**EXERCISE BRIEF:**
Restate each entry word for word, leaving nothing out.

+++ DATA LINES +++

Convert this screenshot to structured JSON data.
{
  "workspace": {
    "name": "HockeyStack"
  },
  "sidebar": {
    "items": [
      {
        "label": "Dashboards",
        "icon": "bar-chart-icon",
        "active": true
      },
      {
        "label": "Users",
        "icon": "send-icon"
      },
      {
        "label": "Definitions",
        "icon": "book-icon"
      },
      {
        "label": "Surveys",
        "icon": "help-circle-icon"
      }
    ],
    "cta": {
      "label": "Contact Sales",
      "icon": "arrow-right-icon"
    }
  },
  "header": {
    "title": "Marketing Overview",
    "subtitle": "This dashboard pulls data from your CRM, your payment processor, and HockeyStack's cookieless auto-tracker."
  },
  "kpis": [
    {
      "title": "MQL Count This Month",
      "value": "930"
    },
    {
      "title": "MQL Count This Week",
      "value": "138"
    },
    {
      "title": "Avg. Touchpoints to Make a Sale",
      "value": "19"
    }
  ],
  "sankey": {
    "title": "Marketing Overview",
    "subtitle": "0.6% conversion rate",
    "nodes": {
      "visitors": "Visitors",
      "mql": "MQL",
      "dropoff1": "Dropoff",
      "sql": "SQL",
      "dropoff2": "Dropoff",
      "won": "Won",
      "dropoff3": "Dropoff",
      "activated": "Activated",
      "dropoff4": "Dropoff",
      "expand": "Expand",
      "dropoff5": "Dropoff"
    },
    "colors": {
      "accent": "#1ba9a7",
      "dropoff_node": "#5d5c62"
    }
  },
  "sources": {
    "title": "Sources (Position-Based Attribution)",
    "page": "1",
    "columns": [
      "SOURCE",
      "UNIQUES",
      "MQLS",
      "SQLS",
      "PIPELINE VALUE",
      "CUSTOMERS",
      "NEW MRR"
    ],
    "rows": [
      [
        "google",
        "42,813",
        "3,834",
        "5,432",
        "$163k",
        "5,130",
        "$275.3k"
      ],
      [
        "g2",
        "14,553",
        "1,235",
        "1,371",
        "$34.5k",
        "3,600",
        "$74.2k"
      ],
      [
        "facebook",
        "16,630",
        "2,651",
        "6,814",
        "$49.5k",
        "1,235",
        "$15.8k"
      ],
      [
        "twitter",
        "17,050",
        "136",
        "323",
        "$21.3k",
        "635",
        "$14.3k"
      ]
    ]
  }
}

+++

**RESPONSE TO THE TASK:**
Convert this screenshot to structured JSON data.
{
  "workspace": {
    "name": "HockeyStack"
  },
  "sidebar": {
    "items": [
      {
        "label": "Dashboards",
        "icon": "bar-chart-icon",
        "active": true
      },
      {
        "label": "Users",
        "icon": "send-icon"
      },
      {
        "label": "Definitions",
        "icon": "book-icon"
      },
      {
        "label": "Surveys",
        "icon": "help-circle-icon"
      }
    ],
    "cta": {
      "label": "Contact Sales",
      "icon": "arrow-right-icon"
    }
  },
  "header": {
    "title": "Marketing Overview",
    "subtitle": "This dashboard pulls data from your CRM, your payment processor, and HockeyStack's cookieless auto-tracker."
  },
  "kpis": [
    {
      "title": "MQL Count This Month",
      "value": "930"
    },
    {
      "title": "MQL Count This Week",
      "value": "138"
    },
    {
      "title": "Avg. Touchpoints to Make a Sale",
      "value": "19"
    }
  ],
  "sankey": {
    "title": "Marketing Overview",
    "subtitle": "0.6% conversion rate",
    "nodes": {
      "visitors": "Visitors",
      "mql": "MQL",
      "dropoff1": "Dropoff",
      "sql": "SQL",
      "dropoff2": "Dropoff",
      "won": "Won",
      "dropoff3": "Dropoff",
      "activated": "Activated",
      "dropoff4": "Dropoff",
      "expand": "Expand",
      "dropoff5": "Dropoff"
    },
    "colors": {
      "accent": "#1ba9a7",
      "dropoff_node": "#5d5c62"
    }
  },
  "sources": {
    "title": "Sources (Position-Based Attribution)",
    "page": "1",
    "columns": [
      "SOURCE",
      "UNIQUES",
      "MQLS",
      "SQLS",
      "PIPELINE VALUE",
      "CUSTOMERS",
      "NEW MRR"
    ],
    "rows": [
      [
        "google",
        "42,813",
        "3,834",
        "5,432",
        "$163k",
        "5,130",
        "$275.3k"
      ],
      [
        "g2",
        "14,553",
        "1,235",
        "1,371",
        "$34.5k",
        "3,600",
        "$74.2k"
      ],
      [
        "facebook",
        "16,630",
        "2,651",
        "6,814",
        "$49.5k",
        "1,235",
        "$15.8k"
      ],
      [
        "twitter",
        "17,050",
        "136",
        "323",
        "$21.3k",
        "635",
        "$14.3k"
      ]
    ]
  }
}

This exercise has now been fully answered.